EXERCISE DIRECTIONS — Give back a single number, the count of lines containing the word "name".
-- Begin DATA FOR THIS EXERCISE --
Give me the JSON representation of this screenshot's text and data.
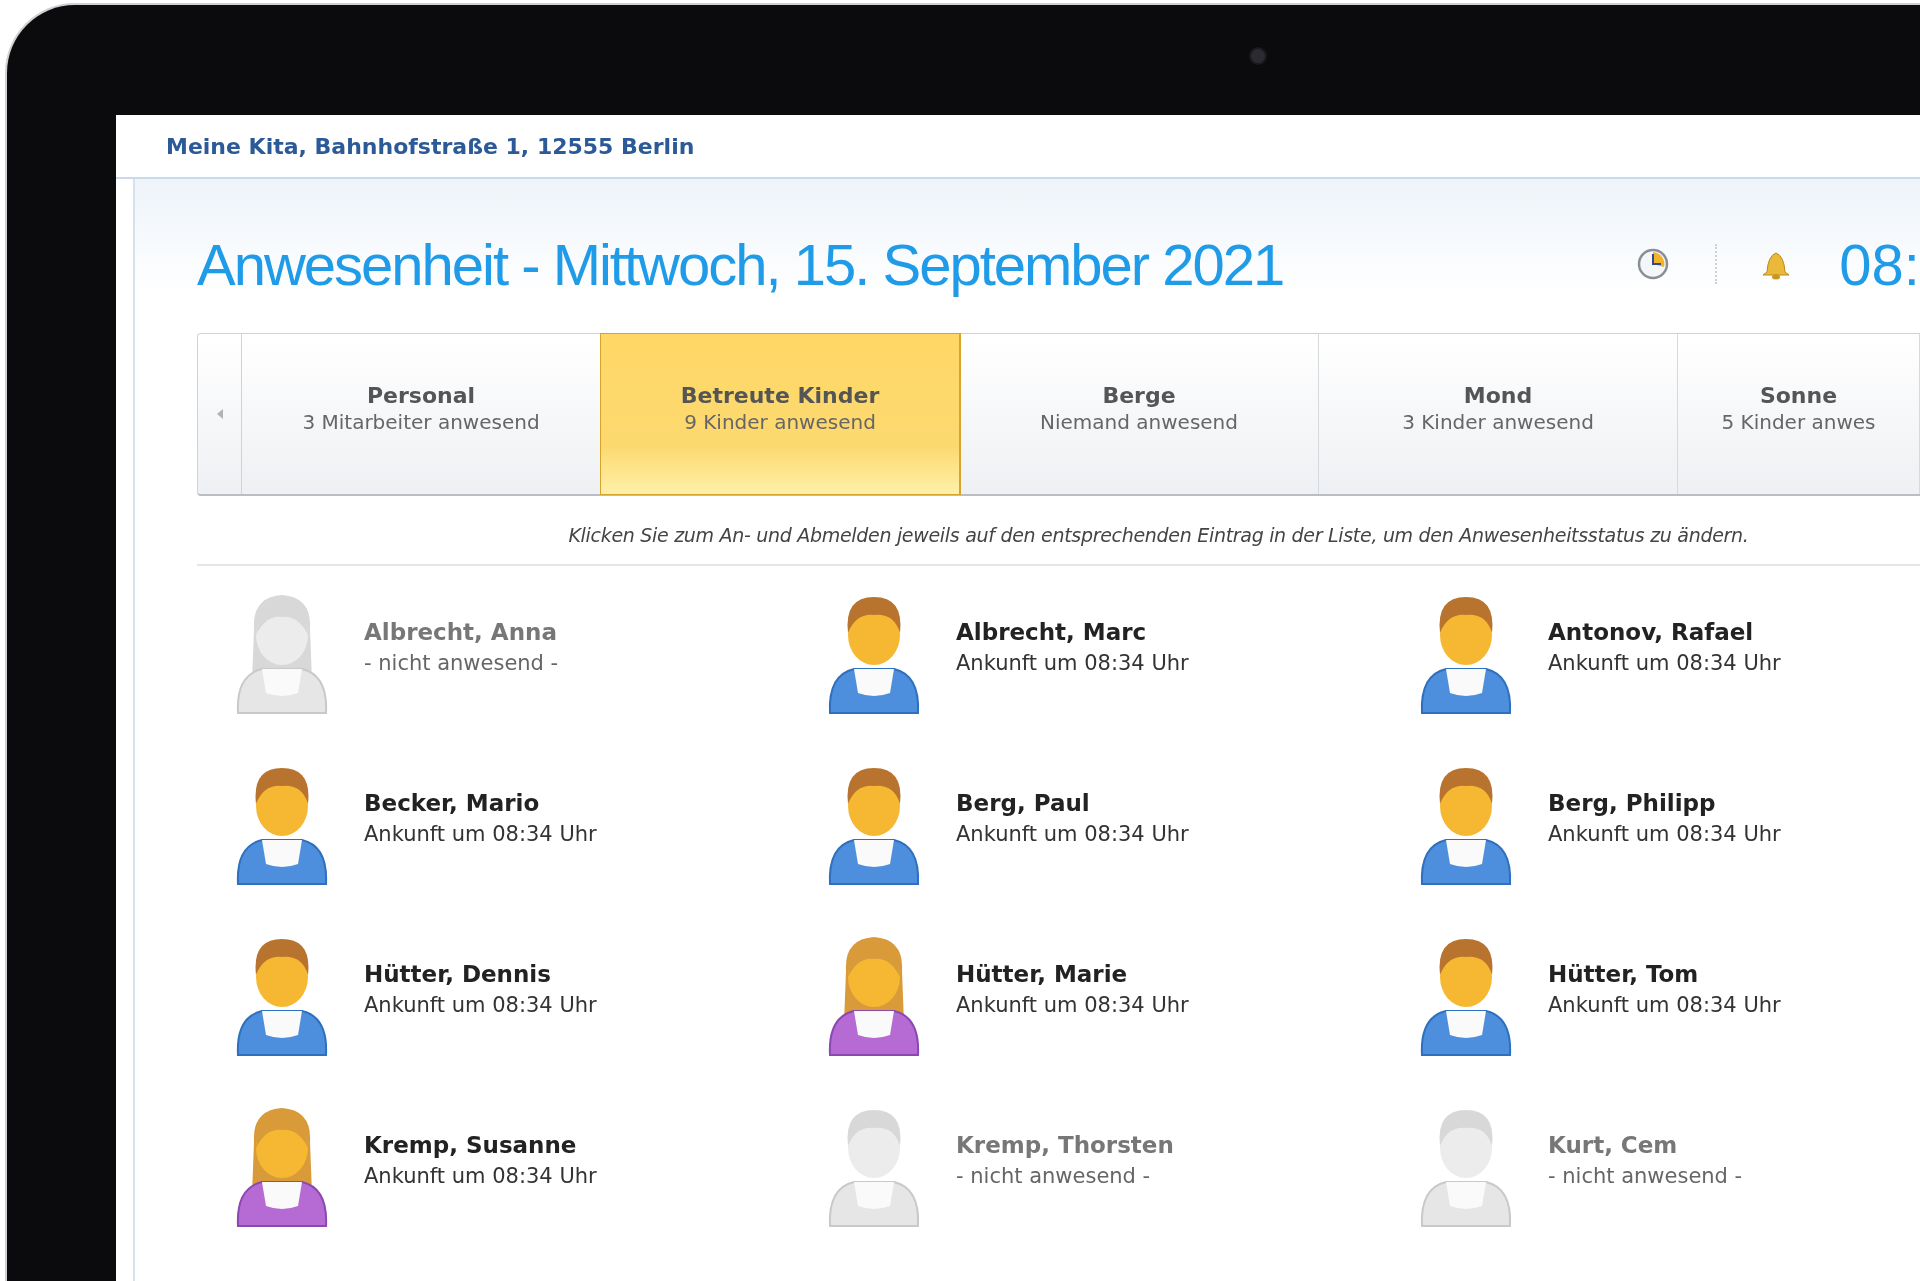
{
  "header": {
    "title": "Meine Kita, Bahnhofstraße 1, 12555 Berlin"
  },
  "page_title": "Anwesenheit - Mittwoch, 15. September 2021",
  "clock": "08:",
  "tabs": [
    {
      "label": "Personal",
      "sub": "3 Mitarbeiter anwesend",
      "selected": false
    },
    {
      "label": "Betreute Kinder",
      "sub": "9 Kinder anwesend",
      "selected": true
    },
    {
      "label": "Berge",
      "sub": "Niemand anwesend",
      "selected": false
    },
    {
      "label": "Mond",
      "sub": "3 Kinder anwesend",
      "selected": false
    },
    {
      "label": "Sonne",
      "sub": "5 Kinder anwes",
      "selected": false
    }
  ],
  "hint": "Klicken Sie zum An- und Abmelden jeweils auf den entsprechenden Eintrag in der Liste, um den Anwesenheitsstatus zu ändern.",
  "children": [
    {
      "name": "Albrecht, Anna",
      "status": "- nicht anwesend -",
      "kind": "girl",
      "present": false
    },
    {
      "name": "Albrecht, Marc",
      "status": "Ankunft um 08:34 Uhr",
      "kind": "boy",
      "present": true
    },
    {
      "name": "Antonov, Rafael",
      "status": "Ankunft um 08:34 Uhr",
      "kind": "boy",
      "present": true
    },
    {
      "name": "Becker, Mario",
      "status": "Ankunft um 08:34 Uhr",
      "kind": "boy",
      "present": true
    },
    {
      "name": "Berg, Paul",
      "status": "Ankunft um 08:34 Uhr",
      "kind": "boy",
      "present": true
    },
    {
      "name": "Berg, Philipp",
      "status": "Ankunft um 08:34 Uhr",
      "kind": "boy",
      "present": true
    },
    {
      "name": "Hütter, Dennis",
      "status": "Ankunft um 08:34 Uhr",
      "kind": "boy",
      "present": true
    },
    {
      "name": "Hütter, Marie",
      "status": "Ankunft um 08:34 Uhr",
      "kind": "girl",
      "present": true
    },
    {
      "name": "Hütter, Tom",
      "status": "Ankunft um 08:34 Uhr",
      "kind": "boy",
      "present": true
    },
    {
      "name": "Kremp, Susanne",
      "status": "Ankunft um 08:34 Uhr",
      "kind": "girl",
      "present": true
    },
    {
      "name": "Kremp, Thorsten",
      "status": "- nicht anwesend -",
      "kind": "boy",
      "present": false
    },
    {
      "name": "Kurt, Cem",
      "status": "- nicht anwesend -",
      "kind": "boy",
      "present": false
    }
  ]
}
-- End DATA FOR THIS EXERCISE --
RESULT BELOW — 12